WHAT YOU HAVE TO DO: Identify the lines that contain the string "payment" and copy all of them.

DATA SUPPLIED:
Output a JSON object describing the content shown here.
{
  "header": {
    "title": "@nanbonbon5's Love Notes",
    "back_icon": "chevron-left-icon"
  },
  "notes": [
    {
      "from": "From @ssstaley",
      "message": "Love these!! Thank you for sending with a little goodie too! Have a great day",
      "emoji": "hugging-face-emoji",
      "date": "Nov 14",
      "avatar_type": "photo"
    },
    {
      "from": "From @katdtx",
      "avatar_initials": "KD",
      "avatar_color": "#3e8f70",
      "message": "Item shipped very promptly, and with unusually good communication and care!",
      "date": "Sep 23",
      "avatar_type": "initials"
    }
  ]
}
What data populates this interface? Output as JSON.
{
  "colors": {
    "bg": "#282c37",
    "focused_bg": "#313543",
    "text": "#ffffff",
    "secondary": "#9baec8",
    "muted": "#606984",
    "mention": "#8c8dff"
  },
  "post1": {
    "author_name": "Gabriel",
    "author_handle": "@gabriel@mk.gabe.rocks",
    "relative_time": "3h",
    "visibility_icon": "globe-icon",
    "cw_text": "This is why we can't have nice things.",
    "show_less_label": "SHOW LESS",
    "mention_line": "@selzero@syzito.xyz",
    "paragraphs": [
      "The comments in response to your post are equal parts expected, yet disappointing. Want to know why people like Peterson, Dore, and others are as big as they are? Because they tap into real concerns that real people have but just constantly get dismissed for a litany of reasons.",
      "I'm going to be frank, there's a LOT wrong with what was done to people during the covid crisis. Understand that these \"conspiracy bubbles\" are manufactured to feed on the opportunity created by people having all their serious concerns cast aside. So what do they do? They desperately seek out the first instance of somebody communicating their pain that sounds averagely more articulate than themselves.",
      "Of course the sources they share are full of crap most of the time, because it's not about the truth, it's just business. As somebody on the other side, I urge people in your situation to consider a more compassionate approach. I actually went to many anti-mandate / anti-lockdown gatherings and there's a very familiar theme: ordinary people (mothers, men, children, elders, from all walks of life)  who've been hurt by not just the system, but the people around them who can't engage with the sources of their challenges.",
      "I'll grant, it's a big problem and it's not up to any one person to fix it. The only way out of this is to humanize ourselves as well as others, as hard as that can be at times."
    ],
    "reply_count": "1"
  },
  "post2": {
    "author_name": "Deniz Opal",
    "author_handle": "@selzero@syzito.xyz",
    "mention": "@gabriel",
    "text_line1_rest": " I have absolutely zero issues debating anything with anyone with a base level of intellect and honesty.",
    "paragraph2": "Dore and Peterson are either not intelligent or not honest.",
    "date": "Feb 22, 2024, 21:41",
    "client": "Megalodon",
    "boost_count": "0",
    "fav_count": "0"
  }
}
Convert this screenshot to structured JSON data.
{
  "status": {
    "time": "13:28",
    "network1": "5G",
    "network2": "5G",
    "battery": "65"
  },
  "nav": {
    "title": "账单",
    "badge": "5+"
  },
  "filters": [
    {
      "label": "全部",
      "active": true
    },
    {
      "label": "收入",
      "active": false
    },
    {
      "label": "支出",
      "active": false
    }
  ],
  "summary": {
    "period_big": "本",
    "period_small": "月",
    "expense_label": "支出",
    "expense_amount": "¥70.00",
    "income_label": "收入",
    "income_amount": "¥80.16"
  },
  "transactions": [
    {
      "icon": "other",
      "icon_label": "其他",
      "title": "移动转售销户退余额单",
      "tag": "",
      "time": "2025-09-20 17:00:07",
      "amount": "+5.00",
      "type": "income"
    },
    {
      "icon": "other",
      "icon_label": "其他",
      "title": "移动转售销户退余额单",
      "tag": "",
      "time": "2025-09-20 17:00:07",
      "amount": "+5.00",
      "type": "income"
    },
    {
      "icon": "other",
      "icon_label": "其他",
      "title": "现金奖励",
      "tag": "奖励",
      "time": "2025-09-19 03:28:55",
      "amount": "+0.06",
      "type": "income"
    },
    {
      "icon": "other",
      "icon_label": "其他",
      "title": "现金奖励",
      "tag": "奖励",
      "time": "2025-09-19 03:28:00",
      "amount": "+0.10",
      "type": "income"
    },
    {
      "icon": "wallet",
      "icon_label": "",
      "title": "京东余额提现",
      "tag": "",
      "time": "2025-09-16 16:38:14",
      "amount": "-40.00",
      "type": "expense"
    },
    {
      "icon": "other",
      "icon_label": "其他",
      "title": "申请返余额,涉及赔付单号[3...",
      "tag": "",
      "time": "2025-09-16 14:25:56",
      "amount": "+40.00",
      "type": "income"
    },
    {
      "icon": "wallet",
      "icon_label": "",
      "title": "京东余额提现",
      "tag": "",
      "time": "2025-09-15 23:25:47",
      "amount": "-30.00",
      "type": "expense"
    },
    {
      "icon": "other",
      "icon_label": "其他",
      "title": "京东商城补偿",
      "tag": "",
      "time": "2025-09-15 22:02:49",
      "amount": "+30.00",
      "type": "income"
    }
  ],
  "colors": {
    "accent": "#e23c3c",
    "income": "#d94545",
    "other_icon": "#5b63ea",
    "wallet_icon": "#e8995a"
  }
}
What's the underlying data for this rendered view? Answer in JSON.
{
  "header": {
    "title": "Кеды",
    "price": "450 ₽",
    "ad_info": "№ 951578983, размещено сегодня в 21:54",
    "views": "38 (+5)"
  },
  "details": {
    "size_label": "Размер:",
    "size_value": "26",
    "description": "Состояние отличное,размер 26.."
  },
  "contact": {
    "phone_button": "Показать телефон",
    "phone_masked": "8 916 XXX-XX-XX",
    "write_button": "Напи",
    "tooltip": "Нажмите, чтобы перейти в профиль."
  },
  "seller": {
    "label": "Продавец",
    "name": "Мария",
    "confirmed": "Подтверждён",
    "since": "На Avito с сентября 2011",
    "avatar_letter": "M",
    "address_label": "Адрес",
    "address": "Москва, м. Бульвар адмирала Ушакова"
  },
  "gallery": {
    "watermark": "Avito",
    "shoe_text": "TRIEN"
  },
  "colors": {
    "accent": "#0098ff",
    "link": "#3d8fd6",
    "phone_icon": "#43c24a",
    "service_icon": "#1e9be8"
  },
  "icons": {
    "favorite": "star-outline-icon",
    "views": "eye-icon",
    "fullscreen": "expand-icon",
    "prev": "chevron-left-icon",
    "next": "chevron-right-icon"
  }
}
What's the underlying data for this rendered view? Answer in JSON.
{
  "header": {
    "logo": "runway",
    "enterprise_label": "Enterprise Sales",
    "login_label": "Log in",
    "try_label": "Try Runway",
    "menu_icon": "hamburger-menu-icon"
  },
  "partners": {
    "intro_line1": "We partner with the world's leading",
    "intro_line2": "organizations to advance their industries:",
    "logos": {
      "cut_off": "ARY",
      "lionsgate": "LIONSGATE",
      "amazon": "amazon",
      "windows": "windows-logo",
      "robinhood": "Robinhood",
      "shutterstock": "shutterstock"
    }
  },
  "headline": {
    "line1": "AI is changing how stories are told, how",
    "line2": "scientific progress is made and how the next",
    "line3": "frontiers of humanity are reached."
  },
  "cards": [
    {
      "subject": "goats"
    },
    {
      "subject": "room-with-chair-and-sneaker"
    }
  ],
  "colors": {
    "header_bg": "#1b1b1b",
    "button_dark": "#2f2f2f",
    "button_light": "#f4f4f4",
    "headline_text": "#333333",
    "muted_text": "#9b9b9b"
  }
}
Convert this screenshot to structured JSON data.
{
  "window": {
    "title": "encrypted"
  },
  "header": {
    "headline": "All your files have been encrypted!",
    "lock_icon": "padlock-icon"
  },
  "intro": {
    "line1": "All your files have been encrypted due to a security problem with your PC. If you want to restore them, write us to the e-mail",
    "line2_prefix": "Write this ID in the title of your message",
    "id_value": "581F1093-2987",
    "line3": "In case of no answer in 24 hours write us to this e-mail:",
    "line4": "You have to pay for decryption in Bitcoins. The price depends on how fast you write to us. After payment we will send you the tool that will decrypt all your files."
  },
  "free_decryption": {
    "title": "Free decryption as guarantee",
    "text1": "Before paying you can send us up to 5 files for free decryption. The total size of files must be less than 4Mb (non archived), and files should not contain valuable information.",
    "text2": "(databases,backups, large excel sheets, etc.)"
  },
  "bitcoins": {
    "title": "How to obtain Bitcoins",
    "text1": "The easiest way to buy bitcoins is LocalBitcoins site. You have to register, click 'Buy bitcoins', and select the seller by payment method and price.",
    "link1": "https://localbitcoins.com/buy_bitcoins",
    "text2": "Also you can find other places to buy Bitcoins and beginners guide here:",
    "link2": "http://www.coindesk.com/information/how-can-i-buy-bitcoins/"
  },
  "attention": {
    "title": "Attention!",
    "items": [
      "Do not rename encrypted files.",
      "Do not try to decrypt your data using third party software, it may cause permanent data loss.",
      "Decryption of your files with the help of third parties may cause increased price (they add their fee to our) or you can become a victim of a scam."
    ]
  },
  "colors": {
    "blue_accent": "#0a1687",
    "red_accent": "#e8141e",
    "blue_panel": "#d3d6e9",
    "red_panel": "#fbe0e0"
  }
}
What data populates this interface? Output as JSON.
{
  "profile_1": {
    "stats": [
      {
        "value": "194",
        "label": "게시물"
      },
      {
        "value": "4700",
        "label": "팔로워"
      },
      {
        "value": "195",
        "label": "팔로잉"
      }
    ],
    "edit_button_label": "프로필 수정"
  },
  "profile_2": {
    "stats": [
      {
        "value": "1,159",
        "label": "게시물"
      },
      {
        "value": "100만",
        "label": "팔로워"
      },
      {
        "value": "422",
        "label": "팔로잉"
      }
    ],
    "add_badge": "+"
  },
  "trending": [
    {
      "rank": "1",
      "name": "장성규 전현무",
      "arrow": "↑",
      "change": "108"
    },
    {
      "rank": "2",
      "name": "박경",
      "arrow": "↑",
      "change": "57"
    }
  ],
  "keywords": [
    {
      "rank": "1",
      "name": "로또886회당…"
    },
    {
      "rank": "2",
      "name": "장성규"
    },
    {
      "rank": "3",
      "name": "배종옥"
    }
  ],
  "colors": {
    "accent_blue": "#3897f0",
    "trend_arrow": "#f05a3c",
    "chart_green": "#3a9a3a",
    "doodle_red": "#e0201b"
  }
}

TASK RESULT:
    "line4": "You have to pay for decryption in Bitcoins. The price depends on how fast you write to us. After payment we will send you the tool that will decrypt all your files."
    "text1": "The easiest way to buy bitcoins is LocalBitcoins site. You have to register, click 'Buy bitcoins', and select the seller by payment method and price.",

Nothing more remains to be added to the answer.